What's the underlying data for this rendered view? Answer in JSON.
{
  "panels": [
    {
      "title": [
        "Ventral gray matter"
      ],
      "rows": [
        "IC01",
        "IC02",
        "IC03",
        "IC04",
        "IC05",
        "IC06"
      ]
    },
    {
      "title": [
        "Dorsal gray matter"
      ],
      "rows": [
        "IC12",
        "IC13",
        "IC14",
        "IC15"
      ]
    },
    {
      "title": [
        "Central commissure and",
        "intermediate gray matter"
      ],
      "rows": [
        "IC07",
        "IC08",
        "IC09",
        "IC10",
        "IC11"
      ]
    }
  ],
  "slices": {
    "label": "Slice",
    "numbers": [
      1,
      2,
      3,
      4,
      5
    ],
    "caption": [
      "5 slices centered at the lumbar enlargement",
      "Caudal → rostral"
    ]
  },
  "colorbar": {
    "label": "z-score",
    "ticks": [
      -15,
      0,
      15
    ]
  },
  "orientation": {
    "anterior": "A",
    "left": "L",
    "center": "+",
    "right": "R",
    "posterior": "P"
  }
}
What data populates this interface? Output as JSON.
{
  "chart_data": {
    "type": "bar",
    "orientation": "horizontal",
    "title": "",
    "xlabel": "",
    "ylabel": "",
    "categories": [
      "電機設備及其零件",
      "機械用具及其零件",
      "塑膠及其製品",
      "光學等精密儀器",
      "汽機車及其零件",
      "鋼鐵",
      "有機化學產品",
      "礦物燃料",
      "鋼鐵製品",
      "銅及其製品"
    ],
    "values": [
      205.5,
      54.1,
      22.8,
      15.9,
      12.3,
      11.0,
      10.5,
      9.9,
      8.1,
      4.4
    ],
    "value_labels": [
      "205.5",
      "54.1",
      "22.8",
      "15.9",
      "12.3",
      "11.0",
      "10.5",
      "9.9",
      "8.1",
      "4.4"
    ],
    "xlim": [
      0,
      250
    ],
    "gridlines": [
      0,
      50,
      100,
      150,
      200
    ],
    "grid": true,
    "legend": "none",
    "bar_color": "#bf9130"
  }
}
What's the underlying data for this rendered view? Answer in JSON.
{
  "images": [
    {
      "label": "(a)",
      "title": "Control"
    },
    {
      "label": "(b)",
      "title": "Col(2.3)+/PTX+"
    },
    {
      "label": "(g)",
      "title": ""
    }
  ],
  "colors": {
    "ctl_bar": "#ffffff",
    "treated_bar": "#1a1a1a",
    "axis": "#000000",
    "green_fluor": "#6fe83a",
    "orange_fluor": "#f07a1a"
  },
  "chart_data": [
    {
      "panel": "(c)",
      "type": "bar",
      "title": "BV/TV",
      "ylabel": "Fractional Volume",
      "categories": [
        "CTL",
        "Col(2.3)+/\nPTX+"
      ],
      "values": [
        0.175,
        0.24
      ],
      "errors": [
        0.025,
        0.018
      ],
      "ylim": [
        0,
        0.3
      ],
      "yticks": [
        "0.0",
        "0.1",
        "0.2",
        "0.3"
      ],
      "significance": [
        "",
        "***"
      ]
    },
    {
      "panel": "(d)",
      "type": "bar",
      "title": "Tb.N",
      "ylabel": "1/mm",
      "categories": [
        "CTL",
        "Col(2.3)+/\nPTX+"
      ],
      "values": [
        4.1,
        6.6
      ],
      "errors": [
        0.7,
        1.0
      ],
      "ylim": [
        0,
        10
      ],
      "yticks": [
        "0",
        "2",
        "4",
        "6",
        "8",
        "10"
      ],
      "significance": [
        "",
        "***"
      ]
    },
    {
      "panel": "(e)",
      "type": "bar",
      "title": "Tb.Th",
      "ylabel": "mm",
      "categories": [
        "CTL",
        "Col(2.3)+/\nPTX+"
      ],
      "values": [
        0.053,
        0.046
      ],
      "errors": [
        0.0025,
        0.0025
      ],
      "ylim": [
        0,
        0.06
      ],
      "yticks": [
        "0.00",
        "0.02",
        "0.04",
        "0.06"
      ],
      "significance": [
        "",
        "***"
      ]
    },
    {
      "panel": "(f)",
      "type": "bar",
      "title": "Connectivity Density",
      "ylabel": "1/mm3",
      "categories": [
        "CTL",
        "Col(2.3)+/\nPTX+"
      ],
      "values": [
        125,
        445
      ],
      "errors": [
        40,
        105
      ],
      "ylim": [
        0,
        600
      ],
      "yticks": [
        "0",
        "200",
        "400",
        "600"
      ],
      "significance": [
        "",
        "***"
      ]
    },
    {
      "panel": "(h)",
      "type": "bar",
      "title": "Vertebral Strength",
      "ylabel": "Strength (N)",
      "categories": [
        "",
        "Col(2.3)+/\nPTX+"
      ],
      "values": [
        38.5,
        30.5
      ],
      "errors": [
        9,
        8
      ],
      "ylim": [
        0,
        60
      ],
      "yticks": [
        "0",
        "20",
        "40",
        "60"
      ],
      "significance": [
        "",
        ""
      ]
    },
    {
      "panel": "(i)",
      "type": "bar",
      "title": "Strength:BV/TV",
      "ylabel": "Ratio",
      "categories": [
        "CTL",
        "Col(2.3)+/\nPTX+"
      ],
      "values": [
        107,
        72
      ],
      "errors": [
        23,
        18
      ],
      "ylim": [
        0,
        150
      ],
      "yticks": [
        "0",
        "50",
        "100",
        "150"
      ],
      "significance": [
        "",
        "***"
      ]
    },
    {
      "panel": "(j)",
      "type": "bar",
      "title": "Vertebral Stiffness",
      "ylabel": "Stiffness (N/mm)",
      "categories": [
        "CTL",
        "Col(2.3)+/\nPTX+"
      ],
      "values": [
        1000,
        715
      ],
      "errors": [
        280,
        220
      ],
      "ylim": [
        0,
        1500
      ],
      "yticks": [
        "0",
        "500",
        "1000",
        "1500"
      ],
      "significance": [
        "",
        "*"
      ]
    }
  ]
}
☆ ☆ ☆ ☆ ☆ ☆ ☆
> _Required work_:
From the records above, extract every line exactly as it stands.

> _Complete output_:
What's the underlying data for this rendered view? Answer in JSON.
{
  "panels": [
    {
      "title": [
        "Ventral gray matter"
      ],
      "rows": [
        "IC01",
        "IC02",
        "IC03",
        "IC04",
        "IC05",
        "IC06"
      ]
    },
    {
      "title": [
        "Dorsal gray matter"
      ],
      "rows": [
        "IC12",
        "IC13",
        "IC14",
        "IC15"
      ]
    },
    {
      "title": [
        "Central commissure and",
        "intermediate gray matter"
      ],
      "rows": [
        "IC07",
        "IC08",
        "IC09",
        "IC10",
        "IC11"
      ]
    }
  ],
  "slices": {
    "label": "Slice",
    "numbers": [
      1,
      2,
      3,
      4,
      5
    ],
    "caption": [
      "5 slices centered at the lumbar enlargement",
      "Caudal → rostral"
    ]
  },
  "colorbar": {
    "label": "z-score",
    "ticks": [
      -15,
      0,
      15
    ]
  },
  "orientation": {
    "anterior": "A",
    "left": "L",
    "center": "+",
    "right": "R",
    "posterior": "P"
  }
}
What data populates this interface? Output as JSON.
{
  "chart_data": {
    "type": "bar",
    "orientation": "horizontal",
    "title": "",
    "xlabel": "",
    "ylabel": "",
    "categories": [
      "電機設備及其零件",
      "機械用具及其零件",
      "塑膠及其製品",
      "光學等精密儀器",
      "汽機車及其零件",
      "鋼鐵",
      "有機化學產品",
      "礦物燃料",
      "鋼鐵製品",
      "銅及其製品"
    ],
    "values": [
      205.5,
      54.1,
      22.8,
      15.9,
      12.3,
      11.0,
      10.5,
      9.9,
      8.1,
      4.4
    ],
    "value_labels": [
      "205.5",
      "54.1",
      "22.8",
      "15.9",
      "12.3",
      "11.0",
      "10.5",
      "9.9",
      "8.1",
      "4.4"
    ],
    "xlim": [
      0,
      250
    ],
    "gridlines": [
      0,
      50,
      100,
      150,
      200
    ],
    "grid": true,
    "legend": "none",
    "bar_color": "#bf9130"
  }
}
What's the underlying data for this rendered view? Answer in JSON.
{
  "images": [
    {
      "label": "(a)",
      "title": "Control"
    },
    {
      "label": "(b)",
      "title": "Col(2.3)+/PTX+"
    },
    {
      "label": "(g)",
      "title": ""
    }
  ],
  "colors": {
    "ctl_bar": "#ffffff",
    "treated_bar": "#1a1a1a",
    "axis": "#000000",
    "green_fluor": "#6fe83a",
    "orange_fluor": "#f07a1a"
  },
  "chart_data": [
    {
      "panel": "(c)",
      "type": "bar",
      "title": "BV/TV",
      "ylabel": "Fractional Volume",
      "categories": [
        "CTL",
        "Col(2.3)+/\nPTX+"
      ],
      "values": [
        0.175,
        0.24
      ],
      "errors": [
        0.025,
        0.018
      ],
      "ylim": [
        0,
        0.3
      ],
      "yticks": [
        "0.0",
        "0.1",
        "0.2",
        "0.3"
      ],
      "significance": [
        "",
        "***"
      ]
    },
    {
      "panel": "(d)",
      "type": "bar",
      "title": "Tb.N",
      "ylabel": "1/mm",
      "categories": [
        "CTL",
        "Col(2.3)+/\nPTX+"
      ],
      "values": [
        4.1,
        6.6
      ],
      "errors": [
        0.7,
        1.0
      ],
      "ylim": [
        0,
        10
      ],
      "yticks": [
        "0",
        "2",
        "4",
        "6",
        "8",
        "10"
      ],
      "significance": [
        "",
        "***"
      ]
    },
    {
      "panel": "(e)",
      "type": "bar",
      "title": "Tb.Th",
      "ylabel": "mm",
      "categories": [
        "CTL",
        "Col(2.3)+/\nPTX+"
      ],
      "values": [
        0.053,
        0.046
      ],
      "errors": [
        0.0025,
        0.0025
      ],
      "ylim": [
        0,
        0.06
      ],
      "yticks": [
        "0.00",
        "0.02",
        "0.04",
        "0.06"
      ],
      "significance": [
        "",
        "***"
      ]
    },
    {
      "panel": "(f)",
      "type": "bar",
      "title": "Connectivity Density",
      "ylabel": "1/mm3",
      "categories": [
        "CTL",
        "Col(2.3)+/\nPTX+"
      ],
      "values": [
        125,
        445
      ],
      "errors": [
        40,
        105
      ],
      "ylim": [
        0,
        600
      ],
      "yticks": [
        "0",
        "200",
        "400",
        "600"
      ],
      "significance": [
        "",
        "***"
      ]
    },
    {
      "panel": "(h)",
      "type": "bar",
      "title": "Vertebral Strength",
      "ylabel": "Strength (N)",
      "categories": [
        "",
        "Col(2.3)+/\nPTX+"
      ],
      "values": [
        38.5,
        30.5
      ],
      "errors": [
        9,
        8
      ],
      "ylim": [
        0,
        60
      ],
      "yticks": [
        "0",
        "20",
        "40",
        "60"
      ],
      "significance": [
        "",
        ""
      ]
    },
    {
      "panel": "(i)",
      "type": "bar",
      "title": "Strength:BV/TV",
      "ylabel": "Ratio",
      "categories": [
        "CTL",
        "Col(2.3)+/\nPTX+"
      ],
      "values": [
        107,
        72
      ],
      "errors": [
        23,
        18
      ],
      "ylim": [
        0,
        150
      ],
      "yticks": [
        "0",
        "50",
        "100",
        "150"
      ],
      "significance": [
        "",
        "***"
      ]
    },
    {
      "panel": "(j)",
      "type": "bar",
      "title": "Vertebral Stiffness",
      "ylabel": "Stiffness (N/mm)",
      "categories": [
        "CTL",
        "Col(2.3)+/\nPTX+"
      ],
      "values": [
        1000,
        715
      ],
      "errors": [
        280,
        220
      ],
      "ylim": [
        0,
        1500
      ],
      "yticks": [
        "0",
        "500",
        "1000",
        "1500"
      ],
      "significance": [
        "",
        "*"
      ]
    }
  ]
}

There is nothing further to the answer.